TASK INSTRUCTIONS: Look through the material below and give the number of lines holding "secret", with no other words.

DATASET ROWS:

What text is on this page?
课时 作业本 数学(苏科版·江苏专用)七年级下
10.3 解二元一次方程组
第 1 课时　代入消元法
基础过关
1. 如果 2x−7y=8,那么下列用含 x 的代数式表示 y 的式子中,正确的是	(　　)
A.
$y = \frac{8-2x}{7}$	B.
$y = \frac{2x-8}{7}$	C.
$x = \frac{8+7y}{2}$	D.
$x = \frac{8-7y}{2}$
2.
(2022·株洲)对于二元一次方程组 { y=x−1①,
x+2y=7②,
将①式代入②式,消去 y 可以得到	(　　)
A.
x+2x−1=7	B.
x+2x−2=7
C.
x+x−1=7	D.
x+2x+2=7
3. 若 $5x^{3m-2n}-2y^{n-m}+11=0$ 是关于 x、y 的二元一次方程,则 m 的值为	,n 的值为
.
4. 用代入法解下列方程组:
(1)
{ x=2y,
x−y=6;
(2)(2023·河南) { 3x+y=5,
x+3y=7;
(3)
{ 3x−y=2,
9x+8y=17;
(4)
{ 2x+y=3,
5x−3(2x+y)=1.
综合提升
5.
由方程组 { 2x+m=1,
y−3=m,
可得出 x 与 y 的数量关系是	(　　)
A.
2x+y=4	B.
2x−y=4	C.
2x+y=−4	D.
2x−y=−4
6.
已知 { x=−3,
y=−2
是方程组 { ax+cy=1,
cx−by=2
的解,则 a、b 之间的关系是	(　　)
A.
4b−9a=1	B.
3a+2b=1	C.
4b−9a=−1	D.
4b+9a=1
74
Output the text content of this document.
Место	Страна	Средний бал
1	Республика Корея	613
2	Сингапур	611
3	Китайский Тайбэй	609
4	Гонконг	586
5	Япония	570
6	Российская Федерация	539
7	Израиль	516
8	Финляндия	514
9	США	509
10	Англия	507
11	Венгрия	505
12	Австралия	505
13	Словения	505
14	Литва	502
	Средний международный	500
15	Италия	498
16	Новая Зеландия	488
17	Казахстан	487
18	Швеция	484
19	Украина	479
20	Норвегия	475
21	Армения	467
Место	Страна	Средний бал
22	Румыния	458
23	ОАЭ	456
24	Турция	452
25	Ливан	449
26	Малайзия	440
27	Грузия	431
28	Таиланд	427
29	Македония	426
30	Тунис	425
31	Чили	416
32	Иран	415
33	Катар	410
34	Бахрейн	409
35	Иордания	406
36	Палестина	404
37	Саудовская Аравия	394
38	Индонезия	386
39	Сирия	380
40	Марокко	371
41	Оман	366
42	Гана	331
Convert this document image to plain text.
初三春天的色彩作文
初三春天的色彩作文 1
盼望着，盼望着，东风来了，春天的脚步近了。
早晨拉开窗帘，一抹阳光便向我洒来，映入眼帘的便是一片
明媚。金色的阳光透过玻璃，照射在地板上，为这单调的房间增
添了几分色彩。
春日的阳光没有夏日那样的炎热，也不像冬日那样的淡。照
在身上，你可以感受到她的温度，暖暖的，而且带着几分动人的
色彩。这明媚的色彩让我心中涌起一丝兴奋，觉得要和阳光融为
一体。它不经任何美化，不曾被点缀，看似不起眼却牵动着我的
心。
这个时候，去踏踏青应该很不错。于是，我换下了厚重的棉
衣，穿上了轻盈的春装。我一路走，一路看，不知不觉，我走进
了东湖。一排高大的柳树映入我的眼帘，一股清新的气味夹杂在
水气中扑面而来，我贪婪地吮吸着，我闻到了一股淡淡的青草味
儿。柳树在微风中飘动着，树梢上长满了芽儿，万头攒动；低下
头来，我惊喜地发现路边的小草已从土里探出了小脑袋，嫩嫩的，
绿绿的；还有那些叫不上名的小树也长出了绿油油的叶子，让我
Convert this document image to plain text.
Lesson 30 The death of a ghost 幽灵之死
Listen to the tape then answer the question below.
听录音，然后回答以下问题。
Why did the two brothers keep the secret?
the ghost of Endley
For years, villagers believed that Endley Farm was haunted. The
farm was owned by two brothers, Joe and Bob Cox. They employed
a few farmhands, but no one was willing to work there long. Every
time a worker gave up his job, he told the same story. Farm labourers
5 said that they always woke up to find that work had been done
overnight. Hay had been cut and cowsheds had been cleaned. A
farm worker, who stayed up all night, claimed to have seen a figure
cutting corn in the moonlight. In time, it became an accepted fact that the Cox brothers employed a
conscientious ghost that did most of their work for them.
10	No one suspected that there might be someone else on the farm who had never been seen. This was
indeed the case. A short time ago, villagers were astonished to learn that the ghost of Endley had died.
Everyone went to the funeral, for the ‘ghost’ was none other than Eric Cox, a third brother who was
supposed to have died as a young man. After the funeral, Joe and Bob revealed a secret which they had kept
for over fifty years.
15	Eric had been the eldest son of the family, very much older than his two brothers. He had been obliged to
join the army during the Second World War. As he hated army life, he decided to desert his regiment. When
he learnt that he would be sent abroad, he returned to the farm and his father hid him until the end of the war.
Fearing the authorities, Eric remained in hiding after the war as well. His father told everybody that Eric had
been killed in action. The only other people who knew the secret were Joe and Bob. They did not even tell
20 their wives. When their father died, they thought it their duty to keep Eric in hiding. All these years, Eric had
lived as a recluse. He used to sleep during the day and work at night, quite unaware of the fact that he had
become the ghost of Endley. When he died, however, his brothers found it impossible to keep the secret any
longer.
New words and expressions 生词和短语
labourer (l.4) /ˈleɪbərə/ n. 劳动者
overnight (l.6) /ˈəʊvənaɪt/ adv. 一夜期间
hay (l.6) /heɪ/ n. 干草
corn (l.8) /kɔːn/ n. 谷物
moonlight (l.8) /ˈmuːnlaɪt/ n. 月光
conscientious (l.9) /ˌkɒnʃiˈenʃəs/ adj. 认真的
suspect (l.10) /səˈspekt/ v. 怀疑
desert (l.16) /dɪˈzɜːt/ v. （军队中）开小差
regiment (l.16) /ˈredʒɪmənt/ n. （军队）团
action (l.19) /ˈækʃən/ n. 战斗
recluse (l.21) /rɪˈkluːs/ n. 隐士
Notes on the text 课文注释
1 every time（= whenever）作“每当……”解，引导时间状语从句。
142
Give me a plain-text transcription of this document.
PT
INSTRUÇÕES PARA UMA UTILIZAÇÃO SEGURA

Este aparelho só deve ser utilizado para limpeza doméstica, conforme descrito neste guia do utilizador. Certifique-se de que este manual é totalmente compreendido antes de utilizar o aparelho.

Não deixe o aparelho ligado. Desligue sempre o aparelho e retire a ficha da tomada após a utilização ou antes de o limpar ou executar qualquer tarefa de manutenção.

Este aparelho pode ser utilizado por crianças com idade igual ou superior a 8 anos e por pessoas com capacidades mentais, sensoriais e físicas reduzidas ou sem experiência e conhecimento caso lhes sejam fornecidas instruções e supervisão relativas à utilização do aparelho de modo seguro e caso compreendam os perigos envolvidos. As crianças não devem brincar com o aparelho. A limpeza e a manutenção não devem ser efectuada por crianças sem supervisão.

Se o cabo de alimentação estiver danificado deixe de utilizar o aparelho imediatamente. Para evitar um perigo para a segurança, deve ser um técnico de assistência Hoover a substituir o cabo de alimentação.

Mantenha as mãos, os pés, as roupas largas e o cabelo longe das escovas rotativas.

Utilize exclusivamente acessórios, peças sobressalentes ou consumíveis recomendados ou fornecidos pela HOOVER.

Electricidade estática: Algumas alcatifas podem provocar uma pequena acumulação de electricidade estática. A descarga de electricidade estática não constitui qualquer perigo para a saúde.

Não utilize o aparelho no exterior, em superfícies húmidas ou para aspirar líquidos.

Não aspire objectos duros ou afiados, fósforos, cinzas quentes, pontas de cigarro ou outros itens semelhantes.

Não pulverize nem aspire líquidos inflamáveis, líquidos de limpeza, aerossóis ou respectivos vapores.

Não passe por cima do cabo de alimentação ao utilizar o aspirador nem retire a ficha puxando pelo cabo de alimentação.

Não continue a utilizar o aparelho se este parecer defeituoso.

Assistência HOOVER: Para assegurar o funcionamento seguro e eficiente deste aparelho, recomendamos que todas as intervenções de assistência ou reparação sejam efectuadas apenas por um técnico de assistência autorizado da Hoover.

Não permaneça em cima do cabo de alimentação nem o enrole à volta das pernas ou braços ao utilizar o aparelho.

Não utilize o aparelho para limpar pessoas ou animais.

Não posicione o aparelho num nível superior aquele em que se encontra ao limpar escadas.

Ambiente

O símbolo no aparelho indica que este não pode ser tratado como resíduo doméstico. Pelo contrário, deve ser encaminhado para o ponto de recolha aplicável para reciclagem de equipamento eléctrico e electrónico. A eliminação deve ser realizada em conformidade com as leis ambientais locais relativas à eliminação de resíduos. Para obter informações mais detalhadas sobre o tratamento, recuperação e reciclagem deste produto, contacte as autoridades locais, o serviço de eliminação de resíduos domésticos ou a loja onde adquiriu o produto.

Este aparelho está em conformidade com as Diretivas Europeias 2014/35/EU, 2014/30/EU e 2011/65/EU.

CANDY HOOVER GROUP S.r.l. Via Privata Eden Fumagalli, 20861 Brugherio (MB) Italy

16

SOLUTION TO THE PROBLEM: 4